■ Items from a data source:
--*--

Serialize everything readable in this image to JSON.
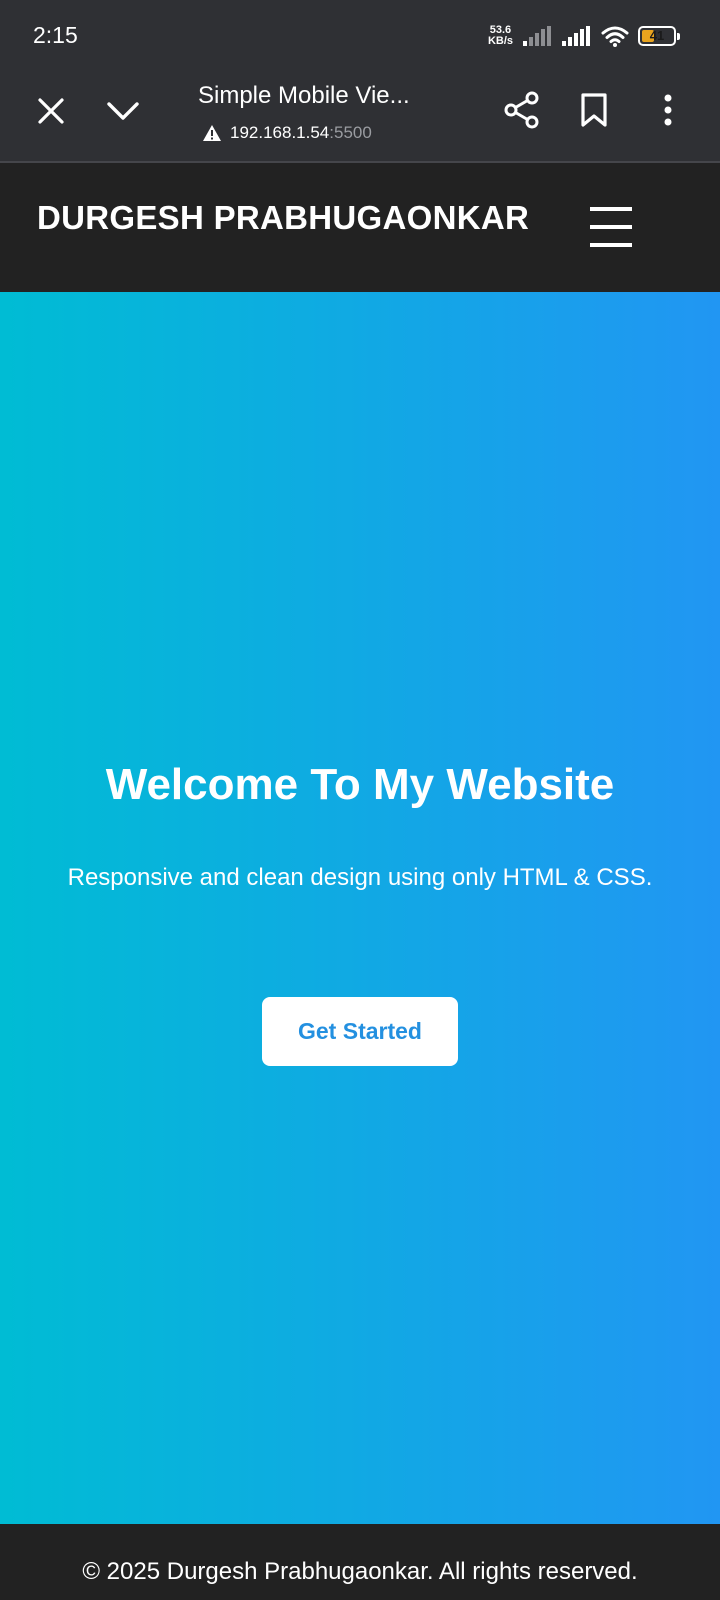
{
  "status_bar": {
    "time": "2:15",
    "net_speed_value": "53.6",
    "net_speed_unit": "KB/s",
    "battery_level": "41",
    "battery_fraction": 0.41,
    "battery_color": "#e8a31e",
    "icons": [
      "signal-weak-icon",
      "signal-full-icon",
      "wifi-icon",
      "battery-icon"
    ]
  },
  "browser": {
    "page_title": "Simple Mobile Vie...",
    "url_host": "192.168.1.54",
    "url_port": ":5500",
    "icons": [
      "close-icon",
      "chevron-down-icon",
      "warning-icon",
      "share-icon",
      "bookmark-icon",
      "more-vertical-icon"
    ]
  },
  "site": {
    "logo": "DURGESH PRABHUGAONKAR",
    "menu_icon": "hamburger-menu-icon",
    "header_bg": "#222222"
  },
  "hero": {
    "title": "Welcome To My Website",
    "subtitle": "Responsive and clean design using only HTML & CSS.",
    "button_label": "Get Started",
    "gradient_start": "#00bcd4",
    "gradient_end": "#2196f3",
    "button_text_color": "#2390e0"
  },
  "footer": {
    "text": "© 2025 Durgesh Prabhugaonkar. All rights reserved."
  }
}
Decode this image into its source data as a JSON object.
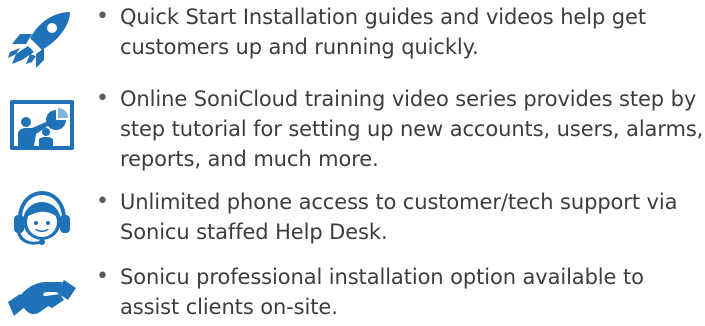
{
  "colors": {
    "icon_blue": "#1f72b8",
    "text": "#3d3d3d",
    "bullet": "#5a5a5a"
  },
  "features": [
    {
      "icon": "rocket-icon",
      "bullet": "•",
      "text": "Quick Start Installation guides and videos help get customers up and running quickly."
    },
    {
      "icon": "presentation-training-icon",
      "bullet": "•",
      "text": "Online SoniCloud training video series provides step by step tutorial for setting up new accounts, users, alarms, reports, and much more."
    },
    {
      "icon": "support-headset-icon",
      "bullet": "•",
      "text": "Unlimited phone access to customer/tech support via Sonicu staffed Help Desk."
    },
    {
      "icon": "handshake-icon",
      "bullet": "•",
      "text": "Sonicu professional installation option available to assist clients on-site."
    }
  ]
}
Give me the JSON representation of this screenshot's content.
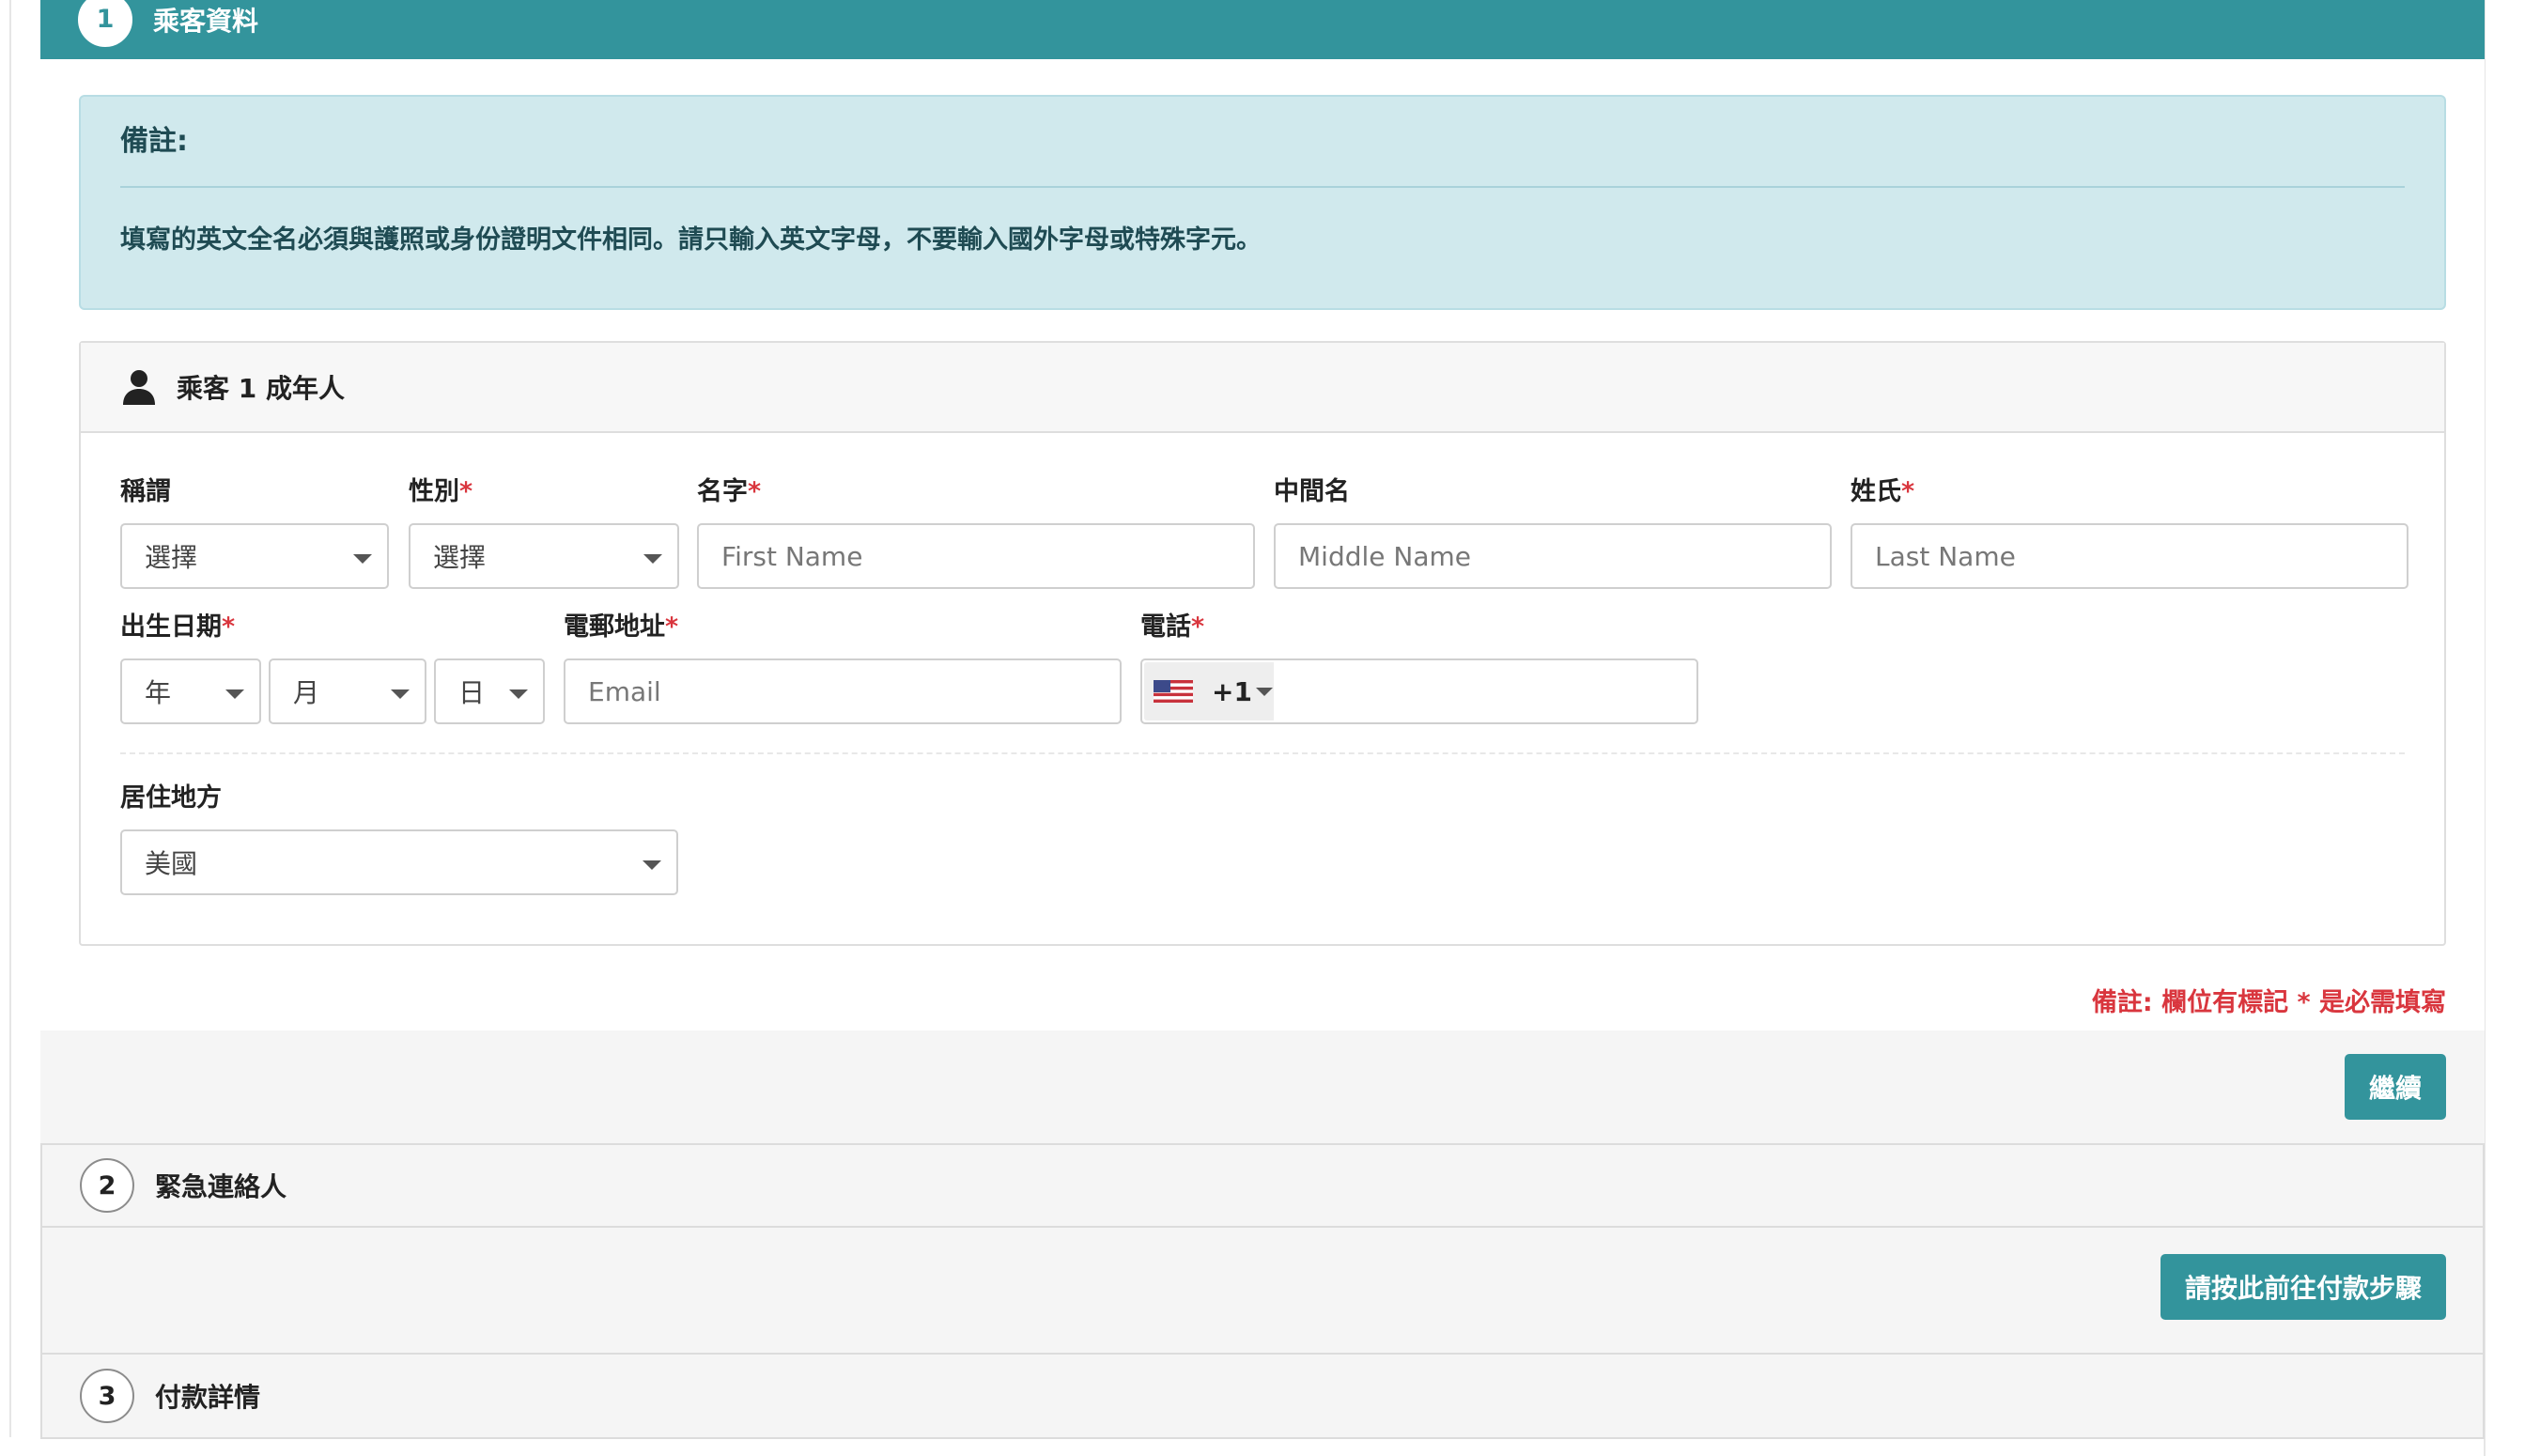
{
  "steps": [
    {
      "number": "1",
      "title": "乘客資料"
    },
    {
      "number": "2",
      "title": "緊急連絡人"
    },
    {
      "number": "3",
      "title": "付款詳情"
    }
  ],
  "note": {
    "title": "備註:",
    "text": "填寫的英文全名必須與護照或身份證明文件相同。請只輸入英文字母，不要輸入國外字母或特殊字元。"
  },
  "passenger": {
    "title": "乘客 1 成年人",
    "salutation": {
      "label": "稱謂",
      "value": "選擇"
    },
    "gender": {
      "label": "性別",
      "value": "選擇"
    },
    "first_name": {
      "label": "名字",
      "placeholder": "First Name"
    },
    "middle_name": {
      "label": "中間名",
      "placeholder": "Middle Name"
    },
    "last_name": {
      "label": "姓氏",
      "placeholder": "Last Name"
    },
    "dob": {
      "label": "出生日期",
      "year": "年",
      "month": "月",
      "day": "日"
    },
    "email": {
      "label": "電郵地址",
      "placeholder": "Email"
    },
    "phone": {
      "label": "電話",
      "dial_code": "+1",
      "value": ""
    },
    "residence": {
      "label": "居住地方",
      "value": "美國"
    },
    "required_mark": "*"
  },
  "required_note": "備註: 欄位有標記 * 是必需填寫",
  "buttons": {
    "continue": "繼續",
    "payment": "請按此前往付款步驟"
  },
  "colors": {
    "primary": "#33949c",
    "note_bg": "#d0e9ed",
    "required": "#d9363e"
  }
}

--*--

■ Stated goal:
Leave the pictures out and copy the rest of the data exactly.

■ Result for this task:
Serialize everything readable in this image to JSON.
{
  "status_bar": {
    "time": "2:15",
    "net_speed_value": "53.6",
    "net_speed_unit": "KB/s",
    "battery_level": "41",
    "battery_fraction": 0.41,
    "battery_color": "#e8a31e",
    "icons": [
      "signal-weak-icon",
      "signal-full-icon",
      "wifi-icon",
      "battery-icon"
    ]
  },
  "browser": {
    "page_title": "Simple Mobile Vie...",
    "url_host": "192.168.1.54",
    "url_port": ":5500",
    "icons": [
      "close-icon",
      "chevron-down-icon",
      "warning-icon",
      "share-icon",
      "bookmark-icon",
      "more-vertical-icon"
    ]
  },
  "site": {
    "logo": "DURGESH PRABHUGAONKAR",
    "menu_icon": "hamburger-menu-icon",
    "header_bg": "#222222"
  },
  "hero": {
    "title": "Welcome To My Website",
    "subtitle": "Responsive and clean design using only HTML & CSS.",
    "button_label": "Get Started",
    "gradient_start": "#00bcd4",
    "gradient_end": "#2196f3",
    "button_text_color": "#2390e0"
  },
  "footer": {
    "text": "© 2025 Durgesh Prabhugaonkar. All rights reserved."
  }
}
Decode this image into its source data as a JSON object.
{
  "colors": {
    "icon_blue": "#1f72b8",
    "text": "#3d3d3d",
    "bullet": "#5a5a5a"
  },
  "features": [
    {
      "icon": "rocket-icon",
      "bullet": "•",
      "text": "Quick Start Installation guides and videos help get customers up and running quickly."
    },
    {
      "icon": "presentation-training-icon",
      "bullet": "•",
      "text": "Online SoniCloud training video series provides step by step tutorial for setting up new accounts, users, alarms, reports, and much more."
    },
    {
      "icon": "support-headset-icon",
      "bullet": "•",
      "text": "Unlimited phone access to customer/tech support via Sonicu staffed Help Desk."
    },
    {
      "icon": "handshake-icon",
      "bullet": "•",
      "text": "Sonicu professional installation option available to assist clients on-site."
    }
  ]
}
Give me the JSON representation of this screenshot's content.
{
  "steps": [
    {
      "number": "1",
      "title": "乘客資料"
    },
    {
      "number": "2",
      "title": "緊急連絡人"
    },
    {
      "number": "3",
      "title": "付款詳情"
    }
  ],
  "note": {
    "title": "備註:",
    "text": "填寫的英文全名必須與護照或身份證明文件相同。請只輸入英文字母，不要輸入國外字母或特殊字元。"
  },
  "passenger": {
    "title": "乘客 1 成年人",
    "salutation": {
      "label": "稱謂",
      "value": "選擇"
    },
    "gender": {
      "label": "性別",
      "value": "選擇"
    },
    "first_name": {
      "label": "名字",
      "placeholder": "First Name"
    },
    "middle_name": {
      "label": "中間名",
      "placeholder": "Middle Name"
    },
    "last_name": {
      "label": "姓氏",
      "placeholder": "Last Name"
    },
    "dob": {
      "label": "出生日期",
      "year": "年",
      "month": "月",
      "day": "日"
    },
    "email": {
      "label": "電郵地址",
      "placeholder": "Email"
    },
    "phone": {
      "label": "電話",
      "dial_code": "+1",
      "value": ""
    },
    "residence": {
      "label": "居住地方",
      "value": "美國"
    },
    "required_mark": "*"
  },
  "required_note": "備註: 欄位有標記 * 是必需填寫",
  "buttons": {
    "continue": "繼續",
    "payment": "請按此前往付款步驟"
  },
  "colors": {
    "primary": "#33949c",
    "note_bg": "#d0e9ed",
    "required": "#d9363e"
  }
}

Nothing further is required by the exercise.